╭─ Task input

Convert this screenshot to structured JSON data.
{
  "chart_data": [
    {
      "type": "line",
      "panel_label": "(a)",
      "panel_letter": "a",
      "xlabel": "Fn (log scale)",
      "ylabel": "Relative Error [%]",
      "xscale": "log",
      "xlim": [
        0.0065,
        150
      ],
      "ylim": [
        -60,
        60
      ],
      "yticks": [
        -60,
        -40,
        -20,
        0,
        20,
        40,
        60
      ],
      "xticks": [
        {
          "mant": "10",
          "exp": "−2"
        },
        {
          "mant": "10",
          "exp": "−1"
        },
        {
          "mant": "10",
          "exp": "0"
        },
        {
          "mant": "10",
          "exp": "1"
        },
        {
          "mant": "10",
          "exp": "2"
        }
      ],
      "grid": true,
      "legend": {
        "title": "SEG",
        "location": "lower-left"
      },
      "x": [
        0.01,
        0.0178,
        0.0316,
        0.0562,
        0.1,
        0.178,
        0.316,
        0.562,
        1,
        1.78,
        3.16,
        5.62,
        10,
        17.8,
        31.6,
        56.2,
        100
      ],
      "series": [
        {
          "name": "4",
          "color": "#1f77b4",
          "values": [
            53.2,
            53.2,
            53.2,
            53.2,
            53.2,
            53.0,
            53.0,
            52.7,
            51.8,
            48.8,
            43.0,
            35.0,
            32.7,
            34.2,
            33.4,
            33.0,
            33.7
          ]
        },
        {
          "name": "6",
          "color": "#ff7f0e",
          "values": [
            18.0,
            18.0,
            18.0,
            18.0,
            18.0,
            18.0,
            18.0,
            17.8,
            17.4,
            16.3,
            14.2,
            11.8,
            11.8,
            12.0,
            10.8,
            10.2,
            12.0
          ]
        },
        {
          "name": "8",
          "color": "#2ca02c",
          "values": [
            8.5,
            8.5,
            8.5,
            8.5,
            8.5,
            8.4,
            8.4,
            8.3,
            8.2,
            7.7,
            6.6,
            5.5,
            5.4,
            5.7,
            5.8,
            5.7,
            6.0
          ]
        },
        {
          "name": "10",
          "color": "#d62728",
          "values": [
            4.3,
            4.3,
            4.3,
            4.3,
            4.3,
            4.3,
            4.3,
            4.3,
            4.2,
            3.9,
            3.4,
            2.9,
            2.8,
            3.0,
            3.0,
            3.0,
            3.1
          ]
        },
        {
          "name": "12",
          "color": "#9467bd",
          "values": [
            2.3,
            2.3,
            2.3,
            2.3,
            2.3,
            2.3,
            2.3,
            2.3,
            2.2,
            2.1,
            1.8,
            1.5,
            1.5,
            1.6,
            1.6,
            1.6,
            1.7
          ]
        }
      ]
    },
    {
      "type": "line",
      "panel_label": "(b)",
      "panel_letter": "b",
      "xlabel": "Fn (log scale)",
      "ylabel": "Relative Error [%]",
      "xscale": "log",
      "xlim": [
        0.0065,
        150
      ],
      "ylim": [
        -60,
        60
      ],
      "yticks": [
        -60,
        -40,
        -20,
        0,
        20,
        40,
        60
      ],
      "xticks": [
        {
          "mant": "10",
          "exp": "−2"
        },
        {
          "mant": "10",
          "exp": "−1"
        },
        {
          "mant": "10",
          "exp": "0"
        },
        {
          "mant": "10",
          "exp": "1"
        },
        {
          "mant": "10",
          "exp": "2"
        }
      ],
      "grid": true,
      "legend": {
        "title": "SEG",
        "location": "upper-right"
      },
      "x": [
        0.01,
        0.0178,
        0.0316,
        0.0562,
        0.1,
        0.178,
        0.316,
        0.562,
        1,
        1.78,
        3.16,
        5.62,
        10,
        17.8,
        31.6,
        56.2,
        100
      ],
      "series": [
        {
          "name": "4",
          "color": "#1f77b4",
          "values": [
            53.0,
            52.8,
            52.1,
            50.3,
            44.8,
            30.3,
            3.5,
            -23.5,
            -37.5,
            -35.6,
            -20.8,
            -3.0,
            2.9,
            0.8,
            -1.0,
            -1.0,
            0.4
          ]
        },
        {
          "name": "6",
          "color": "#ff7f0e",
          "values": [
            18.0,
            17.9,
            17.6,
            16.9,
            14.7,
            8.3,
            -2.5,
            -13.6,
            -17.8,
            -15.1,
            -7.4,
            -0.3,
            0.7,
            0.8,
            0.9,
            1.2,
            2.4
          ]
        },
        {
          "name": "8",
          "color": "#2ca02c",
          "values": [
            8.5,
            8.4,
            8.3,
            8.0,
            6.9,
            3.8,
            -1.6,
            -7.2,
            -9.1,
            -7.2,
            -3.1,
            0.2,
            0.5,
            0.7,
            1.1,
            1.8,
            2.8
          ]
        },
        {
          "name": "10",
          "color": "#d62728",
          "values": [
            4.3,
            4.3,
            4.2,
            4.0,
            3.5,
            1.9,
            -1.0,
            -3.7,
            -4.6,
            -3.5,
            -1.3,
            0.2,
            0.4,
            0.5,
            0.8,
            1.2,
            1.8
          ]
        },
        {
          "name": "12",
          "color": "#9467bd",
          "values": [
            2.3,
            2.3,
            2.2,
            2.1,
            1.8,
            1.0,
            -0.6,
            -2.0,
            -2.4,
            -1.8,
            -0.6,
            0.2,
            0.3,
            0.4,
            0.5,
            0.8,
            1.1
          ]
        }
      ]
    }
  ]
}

╰─

§ **Description of the task**:
Give back the data above exactly as it appears.

§ **Exercise result**:
Convert this screenshot to structured JSON data.
{
  "chart_data": [
    {
      "type": "line",
      "panel_label": "(a)",
      "panel_letter": "a",
      "xlabel": "Fn (log scale)",
      "ylabel": "Relative Error [%]",
      "xscale": "log",
      "xlim": [
        0.0065,
        150
      ],
      "ylim": [
        -60,
        60
      ],
      "yticks": [
        -60,
        -40,
        -20,
        0,
        20,
        40,
        60
      ],
      "xticks": [
        {
          "mant": "10",
          "exp": "−2"
        },
        {
          "mant": "10",
          "exp": "−1"
        },
        {
          "mant": "10",
          "exp": "0"
        },
        {
          "mant": "10",
          "exp": "1"
        },
        {
          "mant": "10",
          "exp": "2"
        }
      ],
      "grid": true,
      "legend": {
        "title": "SEG",
        "location": "lower-left"
      },
      "x": [
        0.01,
        0.0178,
        0.0316,
        0.0562,
        0.1,
        0.178,
        0.316,
        0.562,
        1,
        1.78,
        3.16,
        5.62,
        10,
        17.8,
        31.6,
        56.2,
        100
      ],
      "series": [
        {
          "name": "4",
          "color": "#1f77b4",
          "values": [
            53.2,
            53.2,
            53.2,
            53.2,
            53.2,
            53.0,
            53.0,
            52.7,
            51.8,
            48.8,
            43.0,
            35.0,
            32.7,
            34.2,
            33.4,
            33.0,
            33.7
          ]
        },
        {
          "name": "6",
          "color": "#ff7f0e",
          "values": [
            18.0,
            18.0,
            18.0,
            18.0,
            18.0,
            18.0,
            18.0,
            17.8,
            17.4,
            16.3,
            14.2,
            11.8,
            11.8,
            12.0,
            10.8,
            10.2,
            12.0
          ]
        },
        {
          "name": "8",
          "color": "#2ca02c",
          "values": [
            8.5,
            8.5,
            8.5,
            8.5,
            8.5,
            8.4,
            8.4,
            8.3,
            8.2,
            7.7,
            6.6,
            5.5,
            5.4,
            5.7,
            5.8,
            5.7,
            6.0
          ]
        },
        {
          "name": "10",
          "color": "#d62728",
          "values": [
            4.3,
            4.3,
            4.3,
            4.3,
            4.3,
            4.3,
            4.3,
            4.3,
            4.2,
            3.9,
            3.4,
            2.9,
            2.8,
            3.0,
            3.0,
            3.0,
            3.1
          ]
        },
        {
          "name": "12",
          "color": "#9467bd",
          "values": [
            2.3,
            2.3,
            2.3,
            2.3,
            2.3,
            2.3,
            2.3,
            2.3,
            2.2,
            2.1,
            1.8,
            1.5,
            1.5,
            1.6,
            1.6,
            1.6,
            1.7
          ]
        }
      ]
    },
    {
      "type": "line",
      "panel_label": "(b)",
      "panel_letter": "b",
      "xlabel": "Fn (log scale)",
      "ylabel": "Relative Error [%]",
      "xscale": "log",
      "xlim": [
        0.0065,
        150
      ],
      "ylim": [
        -60,
        60
      ],
      "yticks": [
        -60,
        -40,
        -20,
        0,
        20,
        40,
        60
      ],
      "xticks": [
        {
          "mant": "10",
          "exp": "−2"
        },
        {
          "mant": "10",
          "exp": "−1"
        },
        {
          "mant": "10",
          "exp": "0"
        },
        {
          "mant": "10",
          "exp": "1"
        },
        {
          "mant": "10",
          "exp": "2"
        }
      ],
      "grid": true,
      "legend": {
        "title": "SEG",
        "location": "upper-right"
      },
      "x": [
        0.01,
        0.0178,
        0.0316,
        0.0562,
        0.1,
        0.178,
        0.316,
        0.562,
        1,
        1.78,
        3.16,
        5.62,
        10,
        17.8,
        31.6,
        56.2,
        100
      ],
      "series": [
        {
          "name": "4",
          "color": "#1f77b4",
          "values": [
            53.0,
            52.8,
            52.1,
            50.3,
            44.8,
            30.3,
            3.5,
            -23.5,
            -37.5,
            -35.6,
            -20.8,
            -3.0,
            2.9,
            0.8,
            -1.0,
            -1.0,
            0.4
          ]
        },
        {
          "name": "6",
          "color": "#ff7f0e",
          "values": [
            18.0,
            17.9,
            17.6,
            16.9,
            14.7,
            8.3,
            -2.5,
            -13.6,
            -17.8,
            -15.1,
            -7.4,
            -0.3,
            0.7,
            0.8,
            0.9,
            1.2,
            2.4
          ]
        },
        {
          "name": "8",
          "color": "#2ca02c",
          "values": [
            8.5,
            8.4,
            8.3,
            8.0,
            6.9,
            3.8,
            -1.6,
            -7.2,
            -9.1,
            -7.2,
            -3.1,
            0.2,
            0.5,
            0.7,
            1.1,
            1.8,
            2.8
          ]
        },
        {
          "name": "10",
          "color": "#d62728",
          "values": [
            4.3,
            4.3,
            4.2,
            4.0,
            3.5,
            1.9,
            -1.0,
            -3.7,
            -4.6,
            -3.5,
            -1.3,
            0.2,
            0.4,
            0.5,
            0.8,
            1.2,
            1.8
          ]
        },
        {
          "name": "12",
          "color": "#9467bd",
          "values": [
            2.3,
            2.3,
            2.2,
            2.1,
            1.8,
            1.0,
            -0.6,
            -2.0,
            -2.4,
            -1.8,
            -0.6,
            0.2,
            0.3,
            0.4,
            0.5,
            0.8,
            1.1
          ]
        }
      ]
    }
  ]
}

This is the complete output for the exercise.